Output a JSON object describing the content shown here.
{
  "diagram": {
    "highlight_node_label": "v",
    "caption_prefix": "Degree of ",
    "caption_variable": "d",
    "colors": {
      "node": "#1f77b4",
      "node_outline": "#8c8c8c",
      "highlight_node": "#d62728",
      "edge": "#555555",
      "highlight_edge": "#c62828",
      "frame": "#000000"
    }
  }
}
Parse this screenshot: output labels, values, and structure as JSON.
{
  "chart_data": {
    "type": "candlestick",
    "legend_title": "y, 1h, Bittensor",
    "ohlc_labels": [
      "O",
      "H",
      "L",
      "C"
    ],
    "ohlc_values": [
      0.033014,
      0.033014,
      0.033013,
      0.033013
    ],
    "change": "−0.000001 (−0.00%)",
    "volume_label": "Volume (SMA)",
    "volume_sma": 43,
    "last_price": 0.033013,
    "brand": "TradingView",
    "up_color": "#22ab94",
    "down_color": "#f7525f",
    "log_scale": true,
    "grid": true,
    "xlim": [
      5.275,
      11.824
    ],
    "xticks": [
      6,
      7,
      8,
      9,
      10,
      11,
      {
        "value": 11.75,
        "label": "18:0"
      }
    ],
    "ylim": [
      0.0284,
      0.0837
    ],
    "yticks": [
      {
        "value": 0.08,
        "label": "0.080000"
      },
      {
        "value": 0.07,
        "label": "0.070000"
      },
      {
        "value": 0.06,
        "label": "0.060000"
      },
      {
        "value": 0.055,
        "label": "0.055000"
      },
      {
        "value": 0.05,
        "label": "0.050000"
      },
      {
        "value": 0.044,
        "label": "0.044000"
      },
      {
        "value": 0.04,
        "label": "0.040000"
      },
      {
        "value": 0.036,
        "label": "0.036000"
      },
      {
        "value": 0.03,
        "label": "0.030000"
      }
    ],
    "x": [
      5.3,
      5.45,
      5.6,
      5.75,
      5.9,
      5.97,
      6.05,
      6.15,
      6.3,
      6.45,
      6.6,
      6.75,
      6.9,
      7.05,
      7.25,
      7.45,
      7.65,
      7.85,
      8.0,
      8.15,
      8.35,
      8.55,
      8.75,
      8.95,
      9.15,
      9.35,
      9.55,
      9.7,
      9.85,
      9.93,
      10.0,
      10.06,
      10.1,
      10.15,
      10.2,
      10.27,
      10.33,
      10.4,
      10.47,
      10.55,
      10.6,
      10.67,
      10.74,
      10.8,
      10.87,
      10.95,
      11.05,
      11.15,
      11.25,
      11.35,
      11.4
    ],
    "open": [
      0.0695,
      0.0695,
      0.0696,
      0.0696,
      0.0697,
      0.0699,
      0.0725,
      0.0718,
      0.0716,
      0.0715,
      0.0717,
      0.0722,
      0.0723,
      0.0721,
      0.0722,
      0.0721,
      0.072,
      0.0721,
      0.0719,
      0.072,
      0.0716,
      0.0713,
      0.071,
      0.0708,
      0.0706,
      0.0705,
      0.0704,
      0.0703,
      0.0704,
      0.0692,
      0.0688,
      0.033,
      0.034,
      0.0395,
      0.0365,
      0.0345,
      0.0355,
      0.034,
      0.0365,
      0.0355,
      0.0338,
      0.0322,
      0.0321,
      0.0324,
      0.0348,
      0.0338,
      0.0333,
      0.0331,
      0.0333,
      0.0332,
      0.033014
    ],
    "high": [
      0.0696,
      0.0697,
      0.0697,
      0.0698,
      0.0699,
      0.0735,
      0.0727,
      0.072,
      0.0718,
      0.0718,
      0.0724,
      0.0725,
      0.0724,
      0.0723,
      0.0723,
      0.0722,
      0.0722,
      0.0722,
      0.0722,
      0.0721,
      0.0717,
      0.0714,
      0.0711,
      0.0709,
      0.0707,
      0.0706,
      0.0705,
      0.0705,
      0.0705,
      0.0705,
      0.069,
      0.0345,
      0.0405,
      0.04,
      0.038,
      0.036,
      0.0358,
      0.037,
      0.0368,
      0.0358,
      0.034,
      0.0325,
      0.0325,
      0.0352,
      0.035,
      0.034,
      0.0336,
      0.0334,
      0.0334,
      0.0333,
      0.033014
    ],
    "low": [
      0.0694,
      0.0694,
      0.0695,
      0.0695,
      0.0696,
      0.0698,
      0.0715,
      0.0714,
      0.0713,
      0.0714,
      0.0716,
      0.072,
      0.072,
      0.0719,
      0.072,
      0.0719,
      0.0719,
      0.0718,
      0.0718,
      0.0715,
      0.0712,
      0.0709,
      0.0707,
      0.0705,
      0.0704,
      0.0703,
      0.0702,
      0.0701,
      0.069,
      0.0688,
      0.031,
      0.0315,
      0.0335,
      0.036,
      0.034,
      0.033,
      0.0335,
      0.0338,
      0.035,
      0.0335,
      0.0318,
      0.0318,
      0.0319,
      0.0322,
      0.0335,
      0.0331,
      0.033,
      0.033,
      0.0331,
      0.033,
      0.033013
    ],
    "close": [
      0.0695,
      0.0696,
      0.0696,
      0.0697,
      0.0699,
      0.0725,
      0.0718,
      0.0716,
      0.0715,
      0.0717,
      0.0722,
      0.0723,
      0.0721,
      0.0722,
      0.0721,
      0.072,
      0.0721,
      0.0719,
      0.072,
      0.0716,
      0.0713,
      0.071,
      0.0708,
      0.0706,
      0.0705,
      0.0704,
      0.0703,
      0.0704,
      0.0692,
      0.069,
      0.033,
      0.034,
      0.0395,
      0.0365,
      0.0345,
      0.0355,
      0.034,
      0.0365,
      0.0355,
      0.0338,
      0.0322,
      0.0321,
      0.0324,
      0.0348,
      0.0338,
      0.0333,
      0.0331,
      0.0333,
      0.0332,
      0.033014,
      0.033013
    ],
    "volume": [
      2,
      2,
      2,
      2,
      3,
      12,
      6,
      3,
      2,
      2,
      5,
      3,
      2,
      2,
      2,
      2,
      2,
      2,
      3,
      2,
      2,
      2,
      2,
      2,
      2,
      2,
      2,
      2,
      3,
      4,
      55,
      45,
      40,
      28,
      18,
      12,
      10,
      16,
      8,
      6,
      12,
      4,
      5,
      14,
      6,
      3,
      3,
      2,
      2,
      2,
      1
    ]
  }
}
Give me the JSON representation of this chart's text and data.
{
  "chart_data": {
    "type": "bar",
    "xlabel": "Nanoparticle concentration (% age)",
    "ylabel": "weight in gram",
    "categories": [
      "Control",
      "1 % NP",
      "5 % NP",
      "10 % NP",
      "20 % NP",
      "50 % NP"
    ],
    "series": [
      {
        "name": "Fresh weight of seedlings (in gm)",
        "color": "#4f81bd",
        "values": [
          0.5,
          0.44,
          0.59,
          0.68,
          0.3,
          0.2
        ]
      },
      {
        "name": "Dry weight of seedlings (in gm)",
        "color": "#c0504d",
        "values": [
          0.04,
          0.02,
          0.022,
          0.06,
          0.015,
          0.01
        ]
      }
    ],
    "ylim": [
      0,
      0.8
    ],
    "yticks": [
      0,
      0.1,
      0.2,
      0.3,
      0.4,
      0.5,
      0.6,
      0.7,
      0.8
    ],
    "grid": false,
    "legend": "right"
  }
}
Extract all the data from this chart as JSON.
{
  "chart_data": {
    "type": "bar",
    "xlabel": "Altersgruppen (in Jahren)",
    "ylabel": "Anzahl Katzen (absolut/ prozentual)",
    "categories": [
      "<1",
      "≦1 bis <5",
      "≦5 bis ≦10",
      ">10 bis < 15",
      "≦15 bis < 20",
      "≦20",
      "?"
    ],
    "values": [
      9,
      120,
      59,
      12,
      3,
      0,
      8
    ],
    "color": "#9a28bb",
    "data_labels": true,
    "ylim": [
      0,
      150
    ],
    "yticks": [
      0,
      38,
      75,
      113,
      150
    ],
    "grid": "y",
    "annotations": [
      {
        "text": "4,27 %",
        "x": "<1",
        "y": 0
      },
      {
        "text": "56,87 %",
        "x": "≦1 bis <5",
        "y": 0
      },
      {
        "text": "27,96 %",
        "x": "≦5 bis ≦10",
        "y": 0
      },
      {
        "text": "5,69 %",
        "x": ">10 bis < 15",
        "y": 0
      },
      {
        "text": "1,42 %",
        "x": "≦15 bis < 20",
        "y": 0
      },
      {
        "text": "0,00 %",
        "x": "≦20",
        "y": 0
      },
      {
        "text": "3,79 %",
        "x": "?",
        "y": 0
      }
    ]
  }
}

┄┄┄┄┄┄┄┄┄┄┄┄┄┄┄┄┄┄┄┄

* Aim *
Gather each line of the records holding the string "seedlings".

* In response *
        "name": "Fresh weight of seedlings (in gm)",
        "name": "Dry weight of seedlings (in gm)",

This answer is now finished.